### Task prompt
Filter the records below and copy every line containing the word "RNAi".

### Supplied data
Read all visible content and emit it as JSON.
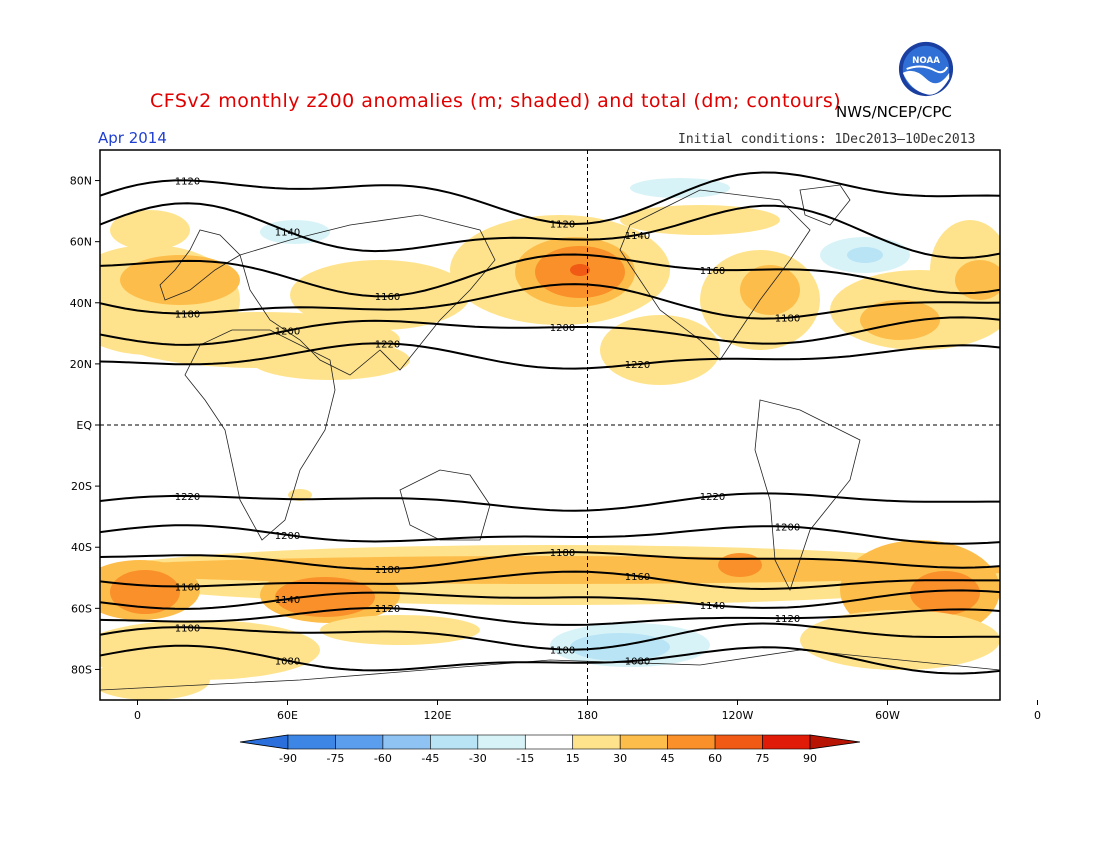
{
  "header": {
    "title": "CFSv2 monthly z200 anomalies (m; shaded) and total (dm; contours)",
    "agency": "NWS/NCEP/CPC",
    "period": "Apr 2014",
    "initial_conditions": "Initial conditions: 1Dec2013–10Dec2013",
    "logo_text": "NOAA"
  },
  "map": {
    "lon_ticks": [
      "0",
      "60E",
      "120E",
      "180",
      "120W",
      "60W",
      "0"
    ],
    "lat_ticks": [
      "80N",
      "60N",
      "40N",
      "20N",
      "EQ",
      "20S",
      "40S",
      "60S",
      "80S"
    ],
    "contours": [
      {
        "label": "1120",
        "lat": 75,
        "amp": 6
      },
      {
        "label": "1140",
        "lat": 63,
        "amp": 6
      },
      {
        "label": "1160",
        "lat": 50,
        "amp": 5
      },
      {
        "label": "1180",
        "lat": 40,
        "amp": 4
      },
      {
        "label": "1200",
        "lat": 31,
        "amp": 3
      },
      {
        "label": "1220",
        "lat": 22,
        "amp": 3
      },
      {
        "label": "1220",
        "lat": -25,
        "amp": 2
      },
      {
        "label": "1200",
        "lat": -36,
        "amp": 2
      },
      {
        "label": "1180",
        "lat": -44,
        "amp": 2
      },
      {
        "label": "1160",
        "lat": -51,
        "amp": 2
      },
      {
        "label": "1140",
        "lat": -57,
        "amp": 2
      },
      {
        "label": "1120",
        "lat": -63,
        "amp": 2
      },
      {
        "label": "1100",
        "lat": -69,
        "amp": 3
      },
      {
        "label": "1080",
        "lat": -77,
        "amp": 3
      }
    ]
  },
  "colorbar": {
    "ticks": [
      "-90",
      "-75",
      "-60",
      "-45",
      "-30",
      "-15",
      "15",
      "30",
      "45",
      "60",
      "75",
      "90"
    ],
    "colors": [
      "#2a6fdb",
      "#3d86e6",
      "#5b9eee",
      "#8ec3f3",
      "#b8e4f5",
      "#d8f3f7",
      "#ffffff",
      "#ffe38c",
      "#fdbd4a",
      "#f9902a",
      "#f05a14",
      "#e01c08",
      "#b81404"
    ]
  }
}
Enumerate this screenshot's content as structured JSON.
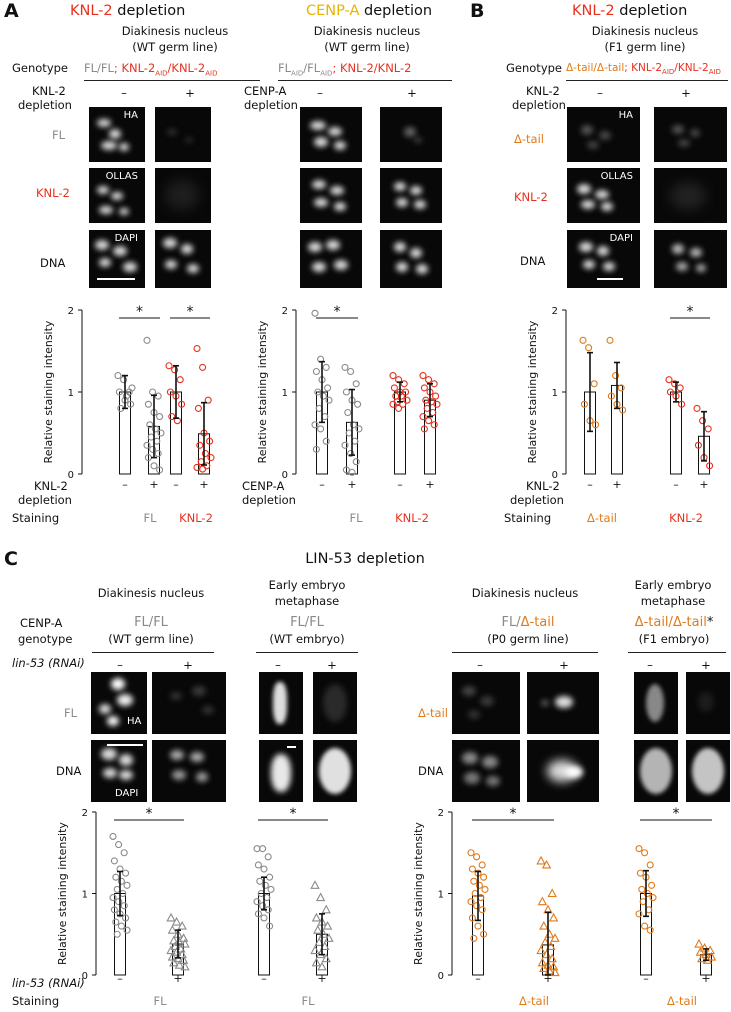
{
  "panels": {
    "A1": {
      "letter": "A",
      "title": {
        "prefix": "KNL-2",
        "suffix": " depletion"
      },
      "subtitle": [
        "Diakinesis nucleus",
        "(WT germ line)"
      ],
      "genotype_label": "Genotype",
      "genotype": {
        "p1": "FL/FL",
        "p2": "; ",
        "p3": "KNL-2",
        "p3sub": "AID",
        "p4": "/KNL-2",
        "p4sub": "AID"
      },
      "depletion_label": [
        "KNL-2",
        "depletion"
      ],
      "signs": [
        "–",
        "+"
      ],
      "rows": [
        "FL",
        "KNL-2",
        "DNA"
      ],
      "stains": [
        "HA",
        "OLLAS",
        "DAPI"
      ]
    },
    "A2": {
      "title": {
        "prefix": "CENP-A",
        "suffix": " depletion"
      },
      "subtitle": [
        "Diakinesis nucleus",
        "(WT germ line)"
      ],
      "genotype": {
        "p1": "FL",
        "p1sub": "AID",
        "p2": "/FL",
        "p2sub": "AID",
        "p3": "; ",
        "p4": "KNL-2/KNL-2"
      },
      "depletion_label": [
        "CENP-A",
        "depletion"
      ],
      "signs": [
        "–",
        "+"
      ]
    },
    "B": {
      "letter": "B",
      "title": {
        "prefix": "KNL-2",
        "suffix": " depletion"
      },
      "subtitle": [
        "Diakinesis nucleus",
        "(F1 germ line)"
      ],
      "genotype_label": "Genotype",
      "genotype": {
        "p1": "Δ-tail/Δ-tail",
        "p2": "; ",
        "p3": "KNL-2",
        "p3sub": "AID",
        "p4": "/KNL-2",
        "p4sub": "AID"
      },
      "depletion_label": [
        "KNL-2",
        "depletion"
      ],
      "signs": [
        "–",
        "+"
      ],
      "rows": [
        "Δ-tail",
        "KNL-2",
        "DNA"
      ],
      "stains": [
        "HA",
        "OLLAS",
        "DAPI"
      ]
    },
    "C": {
      "letter": "C",
      "title": "LIN-53 depletion",
      "sub1": "Diakinesis nucleus",
      "sub2": [
        "Early embryo",
        "metaphase"
      ],
      "sub3": "Diakinesis nucleus",
      "sub4": [
        "Early embryo",
        "metaphase"
      ],
      "cenp_label": [
        "CENP-A",
        "genotype"
      ],
      "geno1": {
        "a": "FL",
        "b": "/",
        "c": "FL",
        "d": "(WT germ line)"
      },
      "geno2": {
        "a": "FL",
        "b": "/",
        "c": "FL",
        "d": "(WT embryo)"
      },
      "geno3": {
        "a": "FL",
        "b": "/",
        "c": "Δ-tail",
        "d": "(P0 germ line)"
      },
      "geno4": {
        "a": "Δ-tail",
        "b": "/",
        "c": "Δ-tail",
        "d": "*",
        "e": "(F1 embryo)"
      },
      "rnai_label": "lin-53 (RNAi)",
      "signs": [
        "–",
        "+"
      ],
      "rows_left": [
        "FL",
        "DNA"
      ],
      "rows_right": [
        "Δ-tail",
        "DNA"
      ],
      "stains": [
        "HA",
        "DAPI"
      ]
    }
  },
  "axis": {
    "ylabel": "Relative staining intensity",
    "yticks": [
      "0",
      "1",
      "2"
    ],
    "star": "*"
  },
  "bottom_labels": {
    "staining": "Staining",
    "A1": {
      "dep": [
        "KNL-2",
        "depletion"
      ],
      "stain": [
        "FL",
        "KNL-2"
      ]
    },
    "A2": {
      "dep": [
        "CENP-A",
        "depletion"
      ],
      "stain": [
        "FL",
        "KNL-2"
      ]
    },
    "B": {
      "dep": [
        "KNL-2",
        "depletion"
      ],
      "stain": [
        "Δ-tail",
        "KNL-2"
      ]
    },
    "C": {
      "rnai": "lin-53 (RNAi)",
      "stain": [
        "FL",
        "FL",
        "Δ-tail",
        "Δ-tail"
      ]
    }
  },
  "colors": {
    "gray": "#8a8a8a",
    "red": "#e8301e",
    "yellow": "#e8b400",
    "orange": "#e07a1a"
  },
  "chart_data": [
    {
      "type": "bar",
      "panel": "A1",
      "ylim": [
        0,
        2
      ],
      "categories": [
        "FL –",
        "FL +",
        "KNL-2 –",
        "KNL-2 +"
      ],
      "values": [
        1.0,
        0.58,
        1.0,
        0.49
      ],
      "errors": [
        0.2,
        0.38,
        0.32,
        0.38
      ],
      "points": [
        [
          1.2,
          1.15,
          1.0,
          1.0,
          0.9,
          0.85,
          0.8,
          0.95,
          1.05
        ],
        [
          1.63,
          1.0,
          0.95,
          0.85,
          0.75,
          0.7,
          0.6,
          0.55,
          0.5,
          0.45,
          0.4,
          0.35,
          0.3,
          0.25,
          0.2,
          0.1,
          0.05
        ],
        [
          1.32,
          1.27,
          1.15,
          1.0,
          0.95,
          0.85,
          0.7,
          0.65
        ],
        [
          1.53,
          1.3,
          0.9,
          0.8,
          0.5,
          0.4,
          0.35,
          0.25,
          0.2,
          0.15,
          0.1,
          0.08,
          0.06
        ]
      ],
      "marker_colors": [
        "gray",
        "gray",
        "red",
        "red"
      ],
      "marker": [
        "circle",
        "circle",
        "circle",
        "circle"
      ],
      "significance": [
        [
          0,
          1
        ],
        [
          2,
          3
        ]
      ]
    },
    {
      "type": "bar",
      "panel": "A2",
      "ylim": [
        0,
        2
      ],
      "categories": [
        "FL –",
        "FL +",
        "KNL-2 –",
        "KNL-2 +"
      ],
      "values": [
        1.0,
        0.63,
        1.0,
        0.9
      ],
      "errors": [
        0.37,
        0.4,
        0.12,
        0.2
      ],
      "points": [
        [
          1.96,
          1.4,
          1.3,
          1.25,
          1.15,
          1.05,
          1.0,
          0.95,
          0.9,
          0.8,
          0.7,
          0.6,
          0.55,
          0.4,
          0.3
        ],
        [
          1.3,
          1.25,
          1.1,
          1.0,
          0.9,
          0.85,
          0.75,
          0.6,
          0.55,
          0.5,
          0.4,
          0.35,
          0.25,
          0.15,
          0.05,
          0.02
        ],
        [
          1.2,
          1.15,
          1.1,
          1.05,
          1.0,
          1.0,
          0.95,
          0.95,
          0.9,
          0.88,
          0.85,
          0.85,
          0.8
        ],
        [
          1.2,
          1.15,
          1.1,
          1.05,
          1.0,
          0.95,
          0.9,
          0.88,
          0.85,
          0.8,
          0.75,
          0.7,
          0.65,
          0.6,
          0.55
        ]
      ],
      "marker_colors": [
        "gray",
        "gray",
        "red",
        "red"
      ],
      "marker": [
        "circle",
        "circle",
        "circle",
        "circle"
      ],
      "significance": [
        [
          0,
          1
        ]
      ]
    },
    {
      "type": "bar",
      "panel": "B",
      "ylim": [
        0,
        2
      ],
      "categories": [
        "Δ-tail –",
        "Δ-tail +",
        "KNL-2 –",
        "KNL-2 +"
      ],
      "values": [
        1.0,
        1.08,
        1.0,
        0.46
      ],
      "errors": [
        0.48,
        0.28,
        0.12,
        0.3
      ],
      "points": [
        [
          1.63,
          1.54,
          1.1,
          0.85,
          0.65,
          0.6
        ],
        [
          1.63,
          1.2,
          1.05,
          0.95,
          0.85,
          0.78
        ],
        [
          1.15,
          1.1,
          1.05,
          1.0,
          0.95,
          0.85
        ],
        [
          0.8,
          0.65,
          0.55,
          0.35,
          0.2,
          0.1
        ]
      ],
      "marker_colors": [
        "orange",
        "orange",
        "red",
        "red"
      ],
      "marker": [
        "circle",
        "circle",
        "circle",
        "circle"
      ],
      "significance": [
        [
          2,
          3
        ]
      ]
    },
    {
      "type": "bar",
      "panel": "C-left",
      "ylim": [
        0,
        2
      ],
      "categories": [
        "FL germ –",
        "FL germ +",
        "FL embryo –",
        "FL embryo +"
      ],
      "values": [
        1.0,
        0.38,
        1.0,
        0.5
      ],
      "errors": [
        0.27,
        0.17,
        0.2,
        0.25
      ],
      "points": [
        [
          1.7,
          1.6,
          1.5,
          1.4,
          1.3,
          1.25,
          1.2,
          1.15,
          1.1,
          1.05,
          1.0,
          0.95,
          0.9,
          0.85,
          0.8,
          0.75,
          0.7,
          0.65,
          0.6,
          0.55,
          0.5
        ],
        [
          0.7,
          0.65,
          0.6,
          0.55,
          0.5,
          0.45,
          0.42,
          0.4,
          0.38,
          0.35,
          0.32,
          0.3,
          0.28,
          0.25,
          0.22,
          0.2,
          0.18,
          0.15,
          0.12,
          0.1
        ],
        [
          1.55,
          1.55,
          1.45,
          1.35,
          1.3,
          1.2,
          1.15,
          1.1,
          1.05,
          1.0,
          0.95,
          0.9,
          0.85,
          0.8,
          0.75,
          0.7,
          0.6
        ],
        [
          1.1,
          0.95,
          0.8,
          0.7,
          0.65,
          0.6,
          0.55,
          0.5,
          0.45,
          0.4,
          0.35,
          0.3,
          0.25,
          0.2,
          0.15,
          0.1
        ]
      ],
      "marker_colors": [
        "gray",
        "gray",
        "gray",
        "gray"
      ],
      "marker": [
        "circle",
        "triangle",
        "circle",
        "triangle"
      ],
      "significance": [
        [
          0,
          1
        ],
        [
          2,
          3
        ]
      ]
    },
    {
      "type": "bar",
      "panel": "C-right",
      "ylim": [
        0,
        2
      ],
      "categories": [
        "Δ-tail germ –",
        "Δ-tail germ +",
        "Δ-tail embryo –",
        "Δ-tail embryo +"
      ],
      "values": [
        0.97,
        0.37,
        1.0,
        0.25
      ],
      "errors": [
        0.3,
        0.4,
        0.28,
        0.07
      ],
      "points": [
        [
          1.5,
          1.45,
          1.35,
          1.3,
          1.25,
          1.2,
          1.15,
          1.1,
          1.05,
          1.0,
          0.95,
          0.9,
          0.85,
          0.8,
          0.7,
          0.6,
          0.5,
          0.45
        ],
        [
          1.4,
          1.35,
          1.0,
          0.9,
          0.8,
          0.7,
          0.6,
          0.5,
          0.45,
          0.4,
          0.35,
          0.3,
          0.25,
          0.2,
          0.15,
          0.12,
          0.1,
          0.08,
          0.05,
          0.03
        ],
        [
          1.55,
          1.5,
          1.35,
          1.25,
          1.2,
          1.1,
          1.05,
          1.0,
          0.95,
          0.9,
          0.8,
          0.75,
          0.6,
          0.55
        ],
        [
          0.38,
          0.33,
          0.3,
          0.28,
          0.25,
          0.22,
          0.2,
          0.18
        ]
      ],
      "marker_colors": [
        "orange",
        "orange",
        "orange",
        "orange"
      ],
      "marker": [
        "circle",
        "triangle",
        "circle",
        "triangle"
      ],
      "significance": [
        [
          0,
          1
        ],
        [
          2,
          3
        ]
      ]
    }
  ]
}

### Full output
      "rnai_label": "lin-53 (RNAi)",
      "rnai": "lin-53 (RNAi)",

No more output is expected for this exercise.